■ EXERCISE ■
Repeat every record below exactly, leaving out the pictures.

Collected data entries:

** Begin **

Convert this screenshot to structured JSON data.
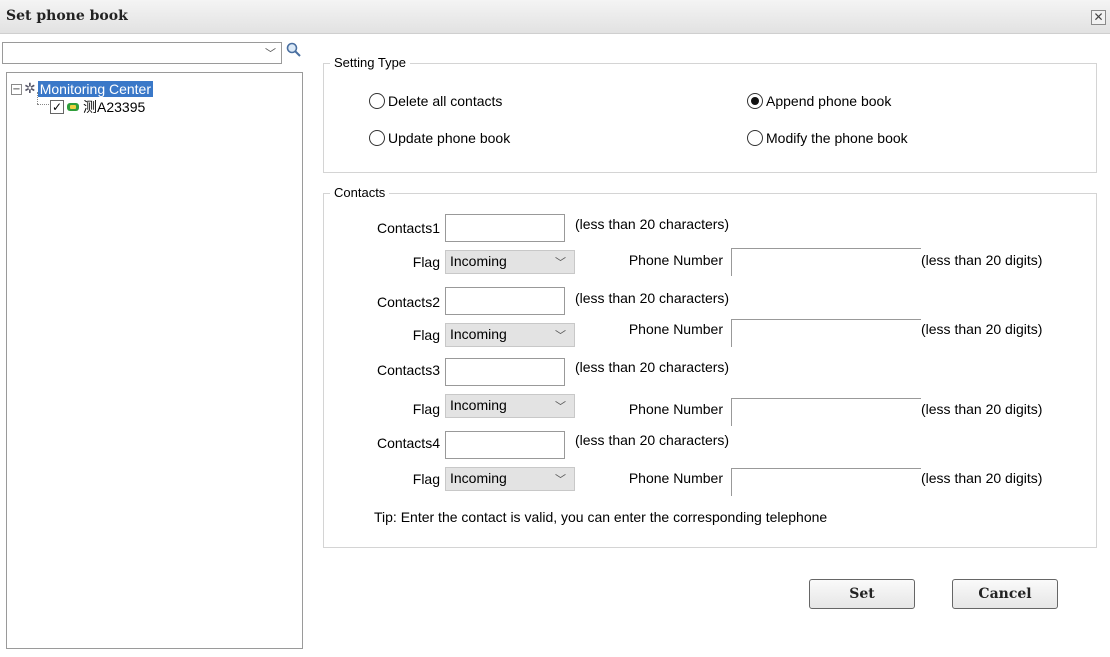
{
  "dialog": {
    "title": "Set phone book",
    "close_icon": "close-icon"
  },
  "tree": {
    "root_label": "Monitoring Center",
    "root_expander": "−",
    "vehicle_label": "测A23395",
    "vehicle_checked": true
  },
  "setting_type": {
    "legend": "Setting Type",
    "options": [
      {
        "label": "Delete all contacts",
        "selected": false
      },
      {
        "label": "Append phone book",
        "selected": true
      },
      {
        "label": "Update phone book",
        "selected": false
      },
      {
        "label": "Modify the phone book",
        "selected": false
      }
    ]
  },
  "contacts": {
    "legend": "Contacts",
    "name_hint": "(less than 20 characters)",
    "phone_hint": "(less than 20 digits)",
    "flag_label": "Flag",
    "phone_label": "Phone Number",
    "rows": [
      {
        "label": "Contacts1",
        "name": "",
        "flag": "Incoming",
        "phone": ""
      },
      {
        "label": "Contacts2",
        "name": "",
        "flag": "Incoming",
        "phone": ""
      },
      {
        "label": "Contacts3",
        "name": "",
        "flag": "Incoming",
        "phone": ""
      },
      {
        "label": "Contacts4",
        "name": "",
        "flag": "Incoming",
        "phone": ""
      }
    ],
    "tip": "Tip: Enter the contact is valid, you can enter the corresponding telephone"
  },
  "buttons": {
    "set": "Set",
    "cancel": "Cancel"
  },
  "colors": {
    "selection": "#3a78c8",
    "title_bar": "#e8e8e8"
  }
}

** End **

■ COMPLETE RESPONSE ■
Convert this screenshot to structured JSON data.
{
  "dialog": {
    "title": "Set phone book",
    "close_icon": "close-icon"
  },
  "tree": {
    "root_label": "Monitoring Center",
    "root_expander": "−",
    "vehicle_label": "测A23395",
    "vehicle_checked": true
  },
  "setting_type": {
    "legend": "Setting Type",
    "options": [
      {
        "label": "Delete all contacts",
        "selected": false
      },
      {
        "label": "Append phone book",
        "selected": true
      },
      {
        "label": "Update phone book",
        "selected": false
      },
      {
        "label": "Modify the phone book",
        "selected": false
      }
    ]
  },
  "contacts": {
    "legend": "Contacts",
    "name_hint": "(less than 20 characters)",
    "phone_hint": "(less than 20 digits)",
    "flag_label": "Flag",
    "phone_label": "Phone Number",
    "rows": [
      {
        "label": "Contacts1",
        "name": "",
        "flag": "Incoming",
        "phone": ""
      },
      {
        "label": "Contacts2",
        "name": "",
        "flag": "Incoming",
        "phone": ""
      },
      {
        "label": "Contacts3",
        "name": "",
        "flag": "Incoming",
        "phone": ""
      },
      {
        "label": "Contacts4",
        "name": "",
        "flag": "Incoming",
        "phone": ""
      }
    ],
    "tip": "Tip: Enter the contact is valid, you can enter the corresponding telephone"
  },
  "buttons": {
    "set": "Set",
    "cancel": "Cancel"
  },
  "colors": {
    "selection": "#3a78c8",
    "title_bar": "#e8e8e8"
  }
}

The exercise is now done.